_DIRECTION:_
Search the records for "Coolant". Copy every line where it appears.

_ENTRIES SUPPLIED:_
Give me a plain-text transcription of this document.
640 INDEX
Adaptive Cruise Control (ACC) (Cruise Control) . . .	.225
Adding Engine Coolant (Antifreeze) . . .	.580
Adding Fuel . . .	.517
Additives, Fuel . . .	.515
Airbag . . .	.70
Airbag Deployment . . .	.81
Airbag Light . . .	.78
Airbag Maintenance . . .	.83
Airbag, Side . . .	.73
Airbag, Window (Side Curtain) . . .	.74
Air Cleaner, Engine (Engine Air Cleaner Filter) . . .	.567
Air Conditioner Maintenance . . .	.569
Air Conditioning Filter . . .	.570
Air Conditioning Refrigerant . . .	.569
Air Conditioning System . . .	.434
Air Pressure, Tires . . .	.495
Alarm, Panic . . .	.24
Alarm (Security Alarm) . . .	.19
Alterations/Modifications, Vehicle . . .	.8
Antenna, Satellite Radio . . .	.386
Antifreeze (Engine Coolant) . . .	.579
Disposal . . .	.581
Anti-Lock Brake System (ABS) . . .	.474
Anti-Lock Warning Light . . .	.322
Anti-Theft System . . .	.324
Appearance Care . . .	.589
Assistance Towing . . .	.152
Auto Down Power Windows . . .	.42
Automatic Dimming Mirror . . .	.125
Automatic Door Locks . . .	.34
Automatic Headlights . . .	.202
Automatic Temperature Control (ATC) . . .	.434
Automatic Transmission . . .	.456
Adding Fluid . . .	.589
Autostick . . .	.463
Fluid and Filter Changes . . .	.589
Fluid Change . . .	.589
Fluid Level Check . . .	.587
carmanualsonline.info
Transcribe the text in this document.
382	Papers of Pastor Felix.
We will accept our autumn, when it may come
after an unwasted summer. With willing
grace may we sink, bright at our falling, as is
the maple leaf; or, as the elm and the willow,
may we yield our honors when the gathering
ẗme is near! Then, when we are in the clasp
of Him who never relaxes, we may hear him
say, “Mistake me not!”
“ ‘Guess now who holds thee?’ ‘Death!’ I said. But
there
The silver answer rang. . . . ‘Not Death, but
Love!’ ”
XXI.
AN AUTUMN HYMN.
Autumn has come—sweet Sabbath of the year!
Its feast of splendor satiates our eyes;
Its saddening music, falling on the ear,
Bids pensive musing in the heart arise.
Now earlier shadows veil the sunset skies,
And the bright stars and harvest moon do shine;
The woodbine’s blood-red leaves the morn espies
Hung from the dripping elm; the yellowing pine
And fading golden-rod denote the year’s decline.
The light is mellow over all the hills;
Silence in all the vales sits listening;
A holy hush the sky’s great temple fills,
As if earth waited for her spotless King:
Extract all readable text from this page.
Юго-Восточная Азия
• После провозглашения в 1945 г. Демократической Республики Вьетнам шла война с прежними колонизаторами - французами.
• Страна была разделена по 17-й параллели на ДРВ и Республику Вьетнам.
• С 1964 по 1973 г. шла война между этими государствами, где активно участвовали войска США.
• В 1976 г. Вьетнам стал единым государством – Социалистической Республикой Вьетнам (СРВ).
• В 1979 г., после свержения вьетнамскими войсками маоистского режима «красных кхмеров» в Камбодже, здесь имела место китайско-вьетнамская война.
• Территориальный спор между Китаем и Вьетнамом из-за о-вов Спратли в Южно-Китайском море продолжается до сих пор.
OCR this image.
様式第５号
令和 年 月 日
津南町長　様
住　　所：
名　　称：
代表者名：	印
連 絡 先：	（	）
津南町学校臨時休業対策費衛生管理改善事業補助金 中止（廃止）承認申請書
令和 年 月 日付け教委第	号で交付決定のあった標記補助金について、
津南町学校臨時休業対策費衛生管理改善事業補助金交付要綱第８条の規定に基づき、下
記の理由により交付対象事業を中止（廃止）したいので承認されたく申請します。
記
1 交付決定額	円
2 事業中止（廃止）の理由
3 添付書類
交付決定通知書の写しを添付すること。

_RESPONSE TO THIS TASK:_
Adding Engine Coolant (Antifreeze) . . .	.580
Antifreeze (Engine Coolant) . . .	.579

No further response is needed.